Reproduce the following lines exactly as they appear, without any changes.

> _Annotated region listings_
•••
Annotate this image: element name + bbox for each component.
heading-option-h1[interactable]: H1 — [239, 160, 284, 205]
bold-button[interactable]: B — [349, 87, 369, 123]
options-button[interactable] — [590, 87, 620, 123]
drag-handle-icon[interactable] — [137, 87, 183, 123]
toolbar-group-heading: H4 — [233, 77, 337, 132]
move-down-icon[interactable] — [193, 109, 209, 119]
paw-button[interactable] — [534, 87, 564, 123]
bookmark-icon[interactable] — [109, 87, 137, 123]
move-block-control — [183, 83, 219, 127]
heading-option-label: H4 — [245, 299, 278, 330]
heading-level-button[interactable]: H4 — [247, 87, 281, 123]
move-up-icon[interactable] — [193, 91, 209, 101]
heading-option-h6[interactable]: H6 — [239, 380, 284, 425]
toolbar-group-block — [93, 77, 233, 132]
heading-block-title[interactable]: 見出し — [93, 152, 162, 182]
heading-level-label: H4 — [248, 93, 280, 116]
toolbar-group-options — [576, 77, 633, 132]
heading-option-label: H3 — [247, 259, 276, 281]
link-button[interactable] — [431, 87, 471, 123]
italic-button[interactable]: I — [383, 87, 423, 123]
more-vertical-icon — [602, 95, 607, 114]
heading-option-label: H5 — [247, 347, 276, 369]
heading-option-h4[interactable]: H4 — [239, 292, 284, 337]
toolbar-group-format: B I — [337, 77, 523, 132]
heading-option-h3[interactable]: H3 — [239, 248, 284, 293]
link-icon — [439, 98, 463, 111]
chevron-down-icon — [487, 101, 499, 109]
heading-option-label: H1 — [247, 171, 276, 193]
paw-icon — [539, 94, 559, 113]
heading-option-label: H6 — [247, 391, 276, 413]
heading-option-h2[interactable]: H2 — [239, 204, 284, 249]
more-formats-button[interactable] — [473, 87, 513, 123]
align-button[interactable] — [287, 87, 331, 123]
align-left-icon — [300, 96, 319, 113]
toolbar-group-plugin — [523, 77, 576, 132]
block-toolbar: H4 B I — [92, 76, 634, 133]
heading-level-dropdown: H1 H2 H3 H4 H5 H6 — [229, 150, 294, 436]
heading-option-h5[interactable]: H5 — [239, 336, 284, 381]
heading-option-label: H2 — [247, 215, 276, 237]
•••
> _TASK RESULT_
Annotate this image: element name + bbox for each component.
heading-option-h1[interactable]: H1 — [239, 160, 284, 205]
bold-button[interactable]: B — [349, 87, 369, 123]
options-button[interactable] — [590, 87, 620, 123]
drag-handle-icon[interactable] — [137, 87, 183, 123]
toolbar-group-heading: H4 — [233, 77, 337, 132]
move-down-icon[interactable] — [193, 109, 209, 119]
paw-button[interactable] — [534, 87, 564, 123]
bookmark-icon[interactable] — [109, 87, 137, 123]
move-block-control — [183, 83, 219, 127]
heading-option-label: H4 — [245, 299, 278, 330]
heading-level-button[interactable]: H4 — [247, 87, 281, 123]
move-up-icon[interactable] — [193, 91, 209, 101]
heading-option-h6[interactable]: H6 — [239, 380, 284, 425]
toolbar-group-block — [93, 77, 233, 132]
heading-block-title[interactable]: 見出し — [93, 152, 162, 182]
heading-level-label: H4 — [248, 93, 280, 116]
toolbar-group-options — [576, 77, 633, 132]
heading-option-label: H3 — [247, 259, 276, 281]
link-button[interactable] — [431, 87, 471, 123]
italic-button[interactable]: I — [383, 87, 423, 123]
more-vertical-icon — [602, 95, 607, 114]
heading-option-label: H5 — [247, 347, 276, 369]
heading-option-h4[interactable]: H4 — [239, 292, 284, 337]
toolbar-group-format: B I — [337, 77, 523, 132]
heading-option-h3[interactable]: H3 — [239, 248, 284, 293]
link-icon — [439, 98, 463, 111]
chevron-down-icon — [487, 101, 499, 109]
heading-option-label: H1 — [247, 171, 276, 193]
paw-icon — [539, 94, 559, 113]
heading-option-label: H6 — [247, 391, 276, 413]
heading-option-h2[interactable]: H2 — [239, 204, 284, 249]
more-formats-button[interactable] — [473, 87, 513, 123]
align-button[interactable] — [287, 87, 331, 123]
align-left-icon — [300, 96, 319, 113]
toolbar-group-plugin — [523, 77, 576, 132]
block-toolbar: H4 B I — [92, 76, 634, 133]
heading-level-dropdown: H1 H2 H3 H4 H5 H6 — [229, 150, 294, 436]
heading-option-h5[interactable]: H5 — [239, 336, 284, 381]
heading-option-label: H2 — [247, 215, 276, 237]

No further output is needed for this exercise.